Prompt
Report how many lines in the listing below include the word "etico". Write nothing besides the number.

╭──

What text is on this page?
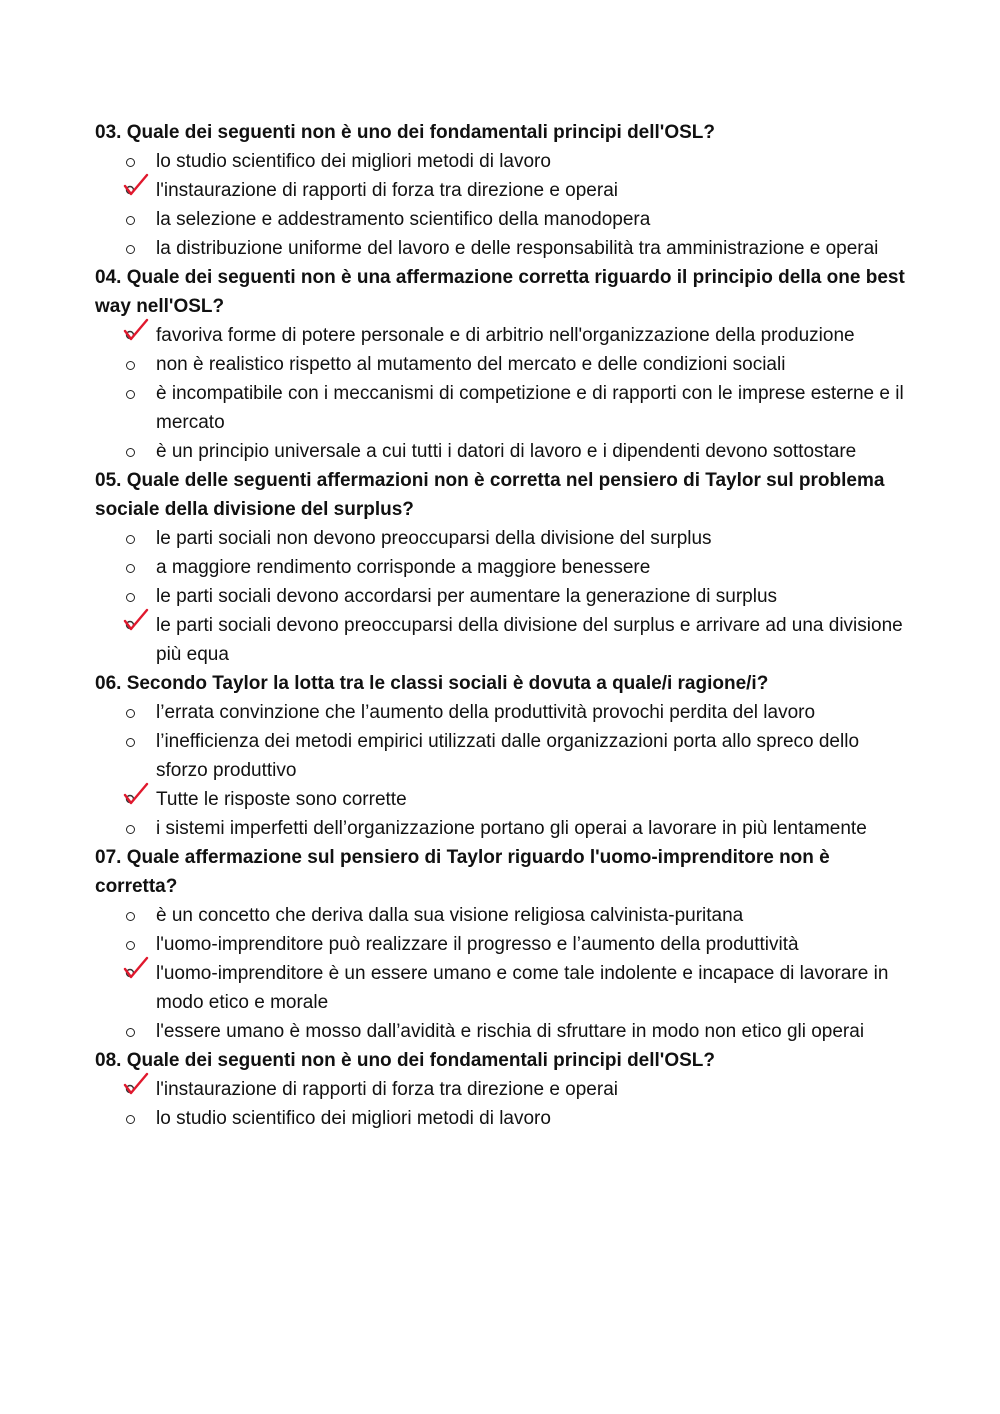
03. Quale dei seguenti non è uno dei fondamentali principi dell'OSL?
lo studio scientifico dei migliori metodi di lavoro
l'instaurazione di rapporti di forza tra direzione e operai
la selezione e addestramento scientifico della manodopera
la distribuzione uniforme del lavoro e delle responsabilità tra amministrazione e operai
04. Quale dei seguenti non è una affermazione corretta riguardo il principio della one best way nell'OSL?
favoriva forme di potere personale e di arbitrio nell'organizzazione della produzione
non è realistico rispetto al mutamento del mercato e delle condizioni sociali
è incompatibile con i meccanismi di competizione e di rapporti con le imprese esterne e il mercato
è un principio universale a cui tutti i datori di lavoro e i dipendenti devono sottostare
05. Quale delle seguenti affermazioni non è corretta nel pensiero di Taylor sul problema sociale della divisione del surplus?
le parti sociali non devono preoccuparsi della divisione del surplus
a maggiore rendimento corrisponde a maggiore benessere
le parti sociali devono accordarsi per aumentare la generazione di surplus
le parti sociali devono preoccuparsi della divisione del surplus e arrivare ad una divisione più equa
06. Secondo Taylor la lotta tra le classi sociali è dovuta a quale/i ragione/i?
l’errata convinzione che l’aumento della produttività provochi perdita del lavoro
l’inefficienza dei metodi empirici utilizzati dalle organizzazioni porta allo spreco dello sforzo produttivo
Tutte le risposte sono corrette
i sistemi imperfetti dell’organizzazione portano gli operai a lavorare in più lentamente
07. Quale affermazione sul pensiero di Taylor riguardo l'uomo-imprenditore non è corretta?
è un concetto che deriva dalla sua visione religiosa calvinista-puritana
l'uomo-imprenditore può realizzare il progresso e l’aumento della produttività
l'uomo-imprenditore è un essere umano e come tale indolente e incapace di lavorare in modo etico e morale
l'essere umano è mosso dall’avidità e rischia di sfruttare in modo non etico gli operai
08. Quale dei seguenti non è uno dei fondamentali principi dell'OSL?
l'instaurazione di rapporti di forza tra direzione e operai
lo studio scientifico dei migliori metodi di lavoro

╰──

Result
2